EXERCISE MATERIALS:
------

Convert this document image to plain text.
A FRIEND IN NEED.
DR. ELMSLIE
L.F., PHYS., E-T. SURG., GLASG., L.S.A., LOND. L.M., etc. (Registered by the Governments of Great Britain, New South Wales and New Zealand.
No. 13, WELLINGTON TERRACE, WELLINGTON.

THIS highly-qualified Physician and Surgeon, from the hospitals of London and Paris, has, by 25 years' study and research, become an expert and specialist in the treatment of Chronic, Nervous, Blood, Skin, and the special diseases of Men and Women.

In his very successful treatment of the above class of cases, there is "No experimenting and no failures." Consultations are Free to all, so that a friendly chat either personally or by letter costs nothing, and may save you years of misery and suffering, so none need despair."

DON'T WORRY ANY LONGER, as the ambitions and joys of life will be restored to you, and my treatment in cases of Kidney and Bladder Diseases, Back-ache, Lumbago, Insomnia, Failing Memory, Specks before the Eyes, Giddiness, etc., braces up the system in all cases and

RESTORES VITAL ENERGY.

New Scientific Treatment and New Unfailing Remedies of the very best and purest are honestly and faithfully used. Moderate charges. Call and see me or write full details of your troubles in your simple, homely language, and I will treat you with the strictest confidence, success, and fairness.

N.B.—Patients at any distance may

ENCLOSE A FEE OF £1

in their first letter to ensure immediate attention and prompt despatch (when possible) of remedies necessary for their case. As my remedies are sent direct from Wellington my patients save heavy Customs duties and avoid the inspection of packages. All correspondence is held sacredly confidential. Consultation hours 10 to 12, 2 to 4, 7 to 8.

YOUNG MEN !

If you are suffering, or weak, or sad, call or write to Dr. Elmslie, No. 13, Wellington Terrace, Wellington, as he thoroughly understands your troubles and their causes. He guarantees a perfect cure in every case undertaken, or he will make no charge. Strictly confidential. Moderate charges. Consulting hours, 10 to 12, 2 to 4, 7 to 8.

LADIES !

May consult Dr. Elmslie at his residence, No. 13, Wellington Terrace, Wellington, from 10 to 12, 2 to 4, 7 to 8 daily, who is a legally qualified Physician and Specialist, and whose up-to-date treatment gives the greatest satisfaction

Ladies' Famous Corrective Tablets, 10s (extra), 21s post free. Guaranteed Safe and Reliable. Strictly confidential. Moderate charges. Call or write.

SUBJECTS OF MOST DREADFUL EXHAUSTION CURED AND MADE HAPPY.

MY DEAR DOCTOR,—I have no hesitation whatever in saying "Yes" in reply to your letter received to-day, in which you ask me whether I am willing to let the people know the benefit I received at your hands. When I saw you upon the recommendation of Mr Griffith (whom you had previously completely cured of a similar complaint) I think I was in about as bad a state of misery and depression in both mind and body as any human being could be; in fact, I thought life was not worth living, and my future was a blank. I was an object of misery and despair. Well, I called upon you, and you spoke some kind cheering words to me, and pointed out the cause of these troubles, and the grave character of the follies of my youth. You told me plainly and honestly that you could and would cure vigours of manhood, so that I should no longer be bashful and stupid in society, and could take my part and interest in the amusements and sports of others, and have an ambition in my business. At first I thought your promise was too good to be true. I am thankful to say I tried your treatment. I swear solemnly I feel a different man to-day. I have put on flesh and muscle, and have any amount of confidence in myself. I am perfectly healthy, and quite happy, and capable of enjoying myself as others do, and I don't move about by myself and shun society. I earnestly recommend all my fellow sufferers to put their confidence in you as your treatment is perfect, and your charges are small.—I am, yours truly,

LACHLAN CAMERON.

------

EXERCISE INSTRUCTIONS: The only acceptable answer is the full set of entries, repeated exactly.

SOLVED PROBLEM:
Convert this document image to plain text.
A FRIEND IN NEED.
DR. ELMSLIE
L.F., PHYS., E-T. SURG., GLASG., L.S.A., LOND. L.M., etc. (Registered by the Governments of Great Britain, New South Wales and New Zealand.
No. 13, WELLINGTON TERRACE, WELLINGTON.

THIS highly-qualified Physician and Surgeon, from the hospitals of London and Paris, has, by 25 years' study and research, become an expert and specialist in the treatment of Chronic, Nervous, Blood, Skin, and the special diseases of Men and Women.

In his very successful treatment of the above class of cases, there is "No experimenting and no failures." Consultations are Free to all, so that a friendly chat either personally or by letter costs nothing, and may save you years of misery and suffering, so none need despair."

DON'T WORRY ANY LONGER, as the ambitions and joys of life will be restored to you, and my treatment in cases of Kidney and Bladder Diseases, Back-ache, Lumbago, Insomnia, Failing Memory, Specks before the Eyes, Giddiness, etc., braces up the system in all cases and

RESTORES VITAL ENERGY.

New Scientific Treatment and New Unfailing Remedies of the very best and purest are honestly and faithfully used. Moderate charges. Call and see me or write full details of your troubles in your simple, homely language, and I will treat you with the strictest confidence, success, and fairness.

N.B.—Patients at any distance may

ENCLOSE A FEE OF £1

in their first letter to ensure immediate attention and prompt despatch (when possible) of remedies necessary for their case. As my remedies are sent direct from Wellington my patients save heavy Customs duties and avoid the inspection of packages. All correspondence is held sacredly confidential. Consultation hours 10 to 12, 2 to 4, 7 to 8.

YOUNG MEN !

If you are suffering, or weak, or sad, call or write to Dr. Elmslie, No. 13, Wellington Terrace, Wellington, as he thoroughly understands your troubles and their causes. He guarantees a perfect cure in every case undertaken, or he will make no charge. Strictly confidential. Moderate charges. Consulting hours, 10 to 12, 2 to 4, 7 to 8.

LADIES !

May consult Dr. Elmslie at his residence, No. 13, Wellington Terrace, Wellington, from 10 to 12, 2 to 4, 7 to 8 daily, who is a legally qualified Physician and Specialist, and whose up-to-date treatment gives the greatest satisfaction

Ladies' Famous Corrective Tablets, 10s (extra), 21s post free. Guaranteed Safe and Reliable. Strictly confidential. Moderate charges. Call or write.

SUBJECTS OF MOST DREADFUL EXHAUSTION CURED AND MADE HAPPY.

MY DEAR DOCTOR,—I have no hesitation whatever in saying "Yes" in reply to your letter received to-day, in which you ask me whether I am willing to let the people know the benefit I received at your hands. When I saw you upon the recommendation of Mr Griffith (whom you had previously completely cured of a similar complaint) I think I was in about as bad a state of misery and depression in both mind and body as any human being could be; in fact, I thought life was not worth living, and my future was a blank. I was an object of misery and despair. Well, I called upon you, and you spoke some kind cheering words to me, and pointed out the cause of these troubles, and the grave character of the follies of my youth. You told me plainly and honestly that you could and would cure vigours of manhood, so that I should no longer be bashful and stupid in society, and could take my part and interest in the amusements and sports of others, and have an ambition in my business. At first I thought your promise was too good to be true. I am thankful to say I tried your treatment. I swear solemnly I feel a different man to-day. I have put on flesh and muscle, and have any amount of confidence in myself. I am perfectly healthy, and quite happy, and capable of enjoying myself as others do, and I don't move about by myself and shun society. I earnestly recommend all my fellow sufferers to put their confidence in you as your treatment is perfect, and your charges are small.—I am, yours truly,

LACHLAN CAMERON.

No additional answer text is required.